SHORT EXERCISE – Reproduce the listing verbatim.

--- --- ---

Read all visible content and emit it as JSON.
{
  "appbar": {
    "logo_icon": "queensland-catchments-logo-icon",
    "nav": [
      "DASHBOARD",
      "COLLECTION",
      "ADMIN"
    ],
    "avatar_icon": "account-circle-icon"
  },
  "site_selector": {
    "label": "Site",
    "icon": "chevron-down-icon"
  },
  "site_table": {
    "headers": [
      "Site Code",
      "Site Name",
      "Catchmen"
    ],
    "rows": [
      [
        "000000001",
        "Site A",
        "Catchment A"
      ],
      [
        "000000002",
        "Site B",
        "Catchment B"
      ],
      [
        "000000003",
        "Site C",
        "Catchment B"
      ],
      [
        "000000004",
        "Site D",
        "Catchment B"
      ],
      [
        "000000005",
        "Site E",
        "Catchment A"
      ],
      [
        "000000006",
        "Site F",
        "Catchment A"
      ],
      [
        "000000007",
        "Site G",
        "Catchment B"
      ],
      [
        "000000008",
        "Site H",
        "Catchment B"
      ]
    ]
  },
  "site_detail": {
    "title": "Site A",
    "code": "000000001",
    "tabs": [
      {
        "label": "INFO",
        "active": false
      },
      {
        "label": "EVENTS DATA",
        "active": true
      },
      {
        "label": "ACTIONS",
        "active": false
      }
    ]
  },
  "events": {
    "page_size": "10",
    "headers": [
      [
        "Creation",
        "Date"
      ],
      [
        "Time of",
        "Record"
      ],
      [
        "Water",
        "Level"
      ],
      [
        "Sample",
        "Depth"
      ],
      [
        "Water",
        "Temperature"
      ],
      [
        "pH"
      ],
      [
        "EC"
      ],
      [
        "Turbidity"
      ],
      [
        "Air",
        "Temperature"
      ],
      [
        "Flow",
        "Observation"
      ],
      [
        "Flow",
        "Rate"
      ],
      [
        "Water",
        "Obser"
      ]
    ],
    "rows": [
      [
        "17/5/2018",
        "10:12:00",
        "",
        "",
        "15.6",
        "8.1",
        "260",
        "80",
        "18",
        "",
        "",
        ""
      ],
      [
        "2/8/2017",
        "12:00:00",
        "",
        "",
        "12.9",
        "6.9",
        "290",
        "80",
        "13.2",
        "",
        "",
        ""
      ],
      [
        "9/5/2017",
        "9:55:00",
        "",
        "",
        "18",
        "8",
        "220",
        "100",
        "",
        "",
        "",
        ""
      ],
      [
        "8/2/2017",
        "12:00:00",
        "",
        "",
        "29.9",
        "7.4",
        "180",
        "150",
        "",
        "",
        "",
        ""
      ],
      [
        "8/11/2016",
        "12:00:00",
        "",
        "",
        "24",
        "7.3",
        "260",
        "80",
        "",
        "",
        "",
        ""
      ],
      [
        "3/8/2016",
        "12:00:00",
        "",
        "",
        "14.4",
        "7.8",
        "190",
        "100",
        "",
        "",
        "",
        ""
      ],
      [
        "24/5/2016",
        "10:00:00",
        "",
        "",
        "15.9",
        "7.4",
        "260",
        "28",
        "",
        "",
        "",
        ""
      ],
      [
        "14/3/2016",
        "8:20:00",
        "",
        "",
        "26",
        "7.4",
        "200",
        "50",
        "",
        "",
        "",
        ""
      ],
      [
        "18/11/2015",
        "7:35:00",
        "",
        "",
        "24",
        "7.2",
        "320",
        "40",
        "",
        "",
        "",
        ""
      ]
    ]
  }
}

--- --- ---

ANSWER TO THE PROBLEM –
Read all visible content and emit it as JSON.
{
  "appbar": {
    "logo_icon": "queensland-catchments-logo-icon",
    "nav": [
      "DASHBOARD",
      "COLLECTION",
      "ADMIN"
    ],
    "avatar_icon": "account-circle-icon"
  },
  "site_selector": {
    "label": "Site",
    "icon": "chevron-down-icon"
  },
  "site_table": {
    "headers": [
      "Site Code",
      "Site Name",
      "Catchmen"
    ],
    "rows": [
      [
        "000000001",
        "Site A",
        "Catchment A"
      ],
      [
        "000000002",
        "Site B",
        "Catchment B"
      ],
      [
        "000000003",
        "Site C",
        "Catchment B"
      ],
      [
        "000000004",
        "Site D",
        "Catchment B"
      ],
      [
        "000000005",
        "Site E",
        "Catchment A"
      ],
      [
        "000000006",
        "Site F",
        "Catchment A"
      ],
      [
        "000000007",
        "Site G",
        "Catchment B"
      ],
      [
        "000000008",
        "Site H",
        "Catchment B"
      ]
    ]
  },
  "site_detail": {
    "title": "Site A",
    "code": "000000001",
    "tabs": [
      {
        "label": "INFO",
        "active": false
      },
      {
        "label": "EVENTS DATA",
        "active": true
      },
      {
        "label": "ACTIONS",
        "active": false
      }
    ]
  },
  "events": {
    "page_size": "10",
    "headers": [
      [
        "Creation",
        "Date"
      ],
      [
        "Time of",
        "Record"
      ],
      [
        "Water",
        "Level"
      ],
      [
        "Sample",
        "Depth"
      ],
      [
        "Water",
        "Temperature"
      ],
      [
        "pH"
      ],
      [
        "EC"
      ],
      [
        "Turbidity"
      ],
      [
        "Air",
        "Temperature"
      ],
      [
        "Flow",
        "Observation"
      ],
      [
        "Flow",
        "Rate"
      ],
      [
        "Water",
        "Obser"
      ]
    ],
    "rows": [
      [
        "17/5/2018",
        "10:12:00",
        "",
        "",
        "15.6",
        "8.1",
        "260",
        "80",
        "18",
        "",
        "",
        ""
      ],
      [
        "2/8/2017",
        "12:00:00",
        "",
        "",
        "12.9",
        "6.9",
        "290",
        "80",
        "13.2",
        "",
        "",
        ""
      ],
      [
        "9/5/2017",
        "9:55:00",
        "",
        "",
        "18",
        "8",
        "220",
        "100",
        "",
        "",
        "",
        ""
      ],
      [
        "8/2/2017",
        "12:00:00",
        "",
        "",
        "29.9",
        "7.4",
        "180",
        "150",
        "",
        "",
        "",
        ""
      ],
      [
        "8/11/2016",
        "12:00:00",
        "",
        "",
        "24",
        "7.3",
        "260",
        "80",
        "",
        "",
        "",
        ""
      ],
      [
        "3/8/2016",
        "12:00:00",
        "",
        "",
        "14.4",
        "7.8",
        "190",
        "100",
        "",
        "",
        "",
        ""
      ],
      [
        "24/5/2016",
        "10:00:00",
        "",
        "",
        "15.9",
        "7.4",
        "260",
        "28",
        "",
        "",
        "",
        ""
      ],
      [
        "14/3/2016",
        "8:20:00",
        "",
        "",
        "26",
        "7.4",
        "200",
        "50",
        "",
        "",
        "",
        ""
      ],
      [
        "18/11/2015",
        "7:35:00",
        "",
        "",
        "24",
        "7.2",
        "320",
        "40",
        "",
        "",
        "",
        ""
      ]
    ]
  }
}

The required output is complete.